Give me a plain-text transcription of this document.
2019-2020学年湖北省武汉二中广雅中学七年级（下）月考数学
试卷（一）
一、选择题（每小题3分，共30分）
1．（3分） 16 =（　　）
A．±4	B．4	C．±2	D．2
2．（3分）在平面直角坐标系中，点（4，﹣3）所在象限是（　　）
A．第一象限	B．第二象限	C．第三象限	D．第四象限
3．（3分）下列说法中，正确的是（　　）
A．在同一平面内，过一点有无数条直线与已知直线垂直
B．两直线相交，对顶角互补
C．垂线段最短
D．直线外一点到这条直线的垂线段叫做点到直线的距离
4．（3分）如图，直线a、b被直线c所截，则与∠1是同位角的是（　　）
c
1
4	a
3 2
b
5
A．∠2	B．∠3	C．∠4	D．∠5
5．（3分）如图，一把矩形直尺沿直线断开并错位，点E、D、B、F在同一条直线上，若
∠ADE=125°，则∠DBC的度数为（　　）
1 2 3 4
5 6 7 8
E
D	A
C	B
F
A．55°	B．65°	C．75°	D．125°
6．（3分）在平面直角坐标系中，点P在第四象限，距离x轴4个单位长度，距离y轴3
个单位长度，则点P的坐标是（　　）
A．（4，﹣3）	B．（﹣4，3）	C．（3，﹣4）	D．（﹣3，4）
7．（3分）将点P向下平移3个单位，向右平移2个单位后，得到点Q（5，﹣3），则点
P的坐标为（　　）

════════

• [PROBLEM TO WORK ON]: Using the data above, output each line exactly.

• [ANSWER]:
Give me a plain-text transcription of this document.
2019-2020学年湖北省武汉二中广雅中学七年级（下）月考数学
试卷（一）
一、选择题（每小题3分，共30分）
1．（3分） 16 =（　　）
A．±4	B．4	C．±2	D．2
2．（3分）在平面直角坐标系中，点（4，﹣3）所在象限是（　　）
A．第一象限	B．第二象限	C．第三象限	D．第四象限
3．（3分）下列说法中，正确的是（　　）
A．在同一平面内，过一点有无数条直线与已知直线垂直
B．两直线相交，对顶角互补
C．垂线段最短
D．直线外一点到这条直线的垂线段叫做点到直线的距离
4．（3分）如图，直线a、b被直线c所截，则与∠1是同位角的是（　　）
c
1
4	a
3 2
b
5
A．∠2	B．∠3	C．∠4	D．∠5
5．（3分）如图，一把矩形直尺沿直线断开并错位，点E、D、B、F在同一条直线上，若
∠ADE=125°，则∠DBC的度数为（　　）
1 2 3 4
5 6 7 8
E
D	A
C	B
F
A．55°	B．65°	C．75°	D．125°
6．（3分）在平面直角坐标系中，点P在第四象限，距离x轴4个单位长度，距离y轴3
个单位长度，则点P的坐标是（　　）
A．（4，﹣3）	B．（﹣4，3）	C．（3，﹣4）	D．（﹣3，4）
7．（3分）将点P向下平移3个单位，向右平移2个单位后，得到点Q（5，﹣3），则点
P的坐标为（　　）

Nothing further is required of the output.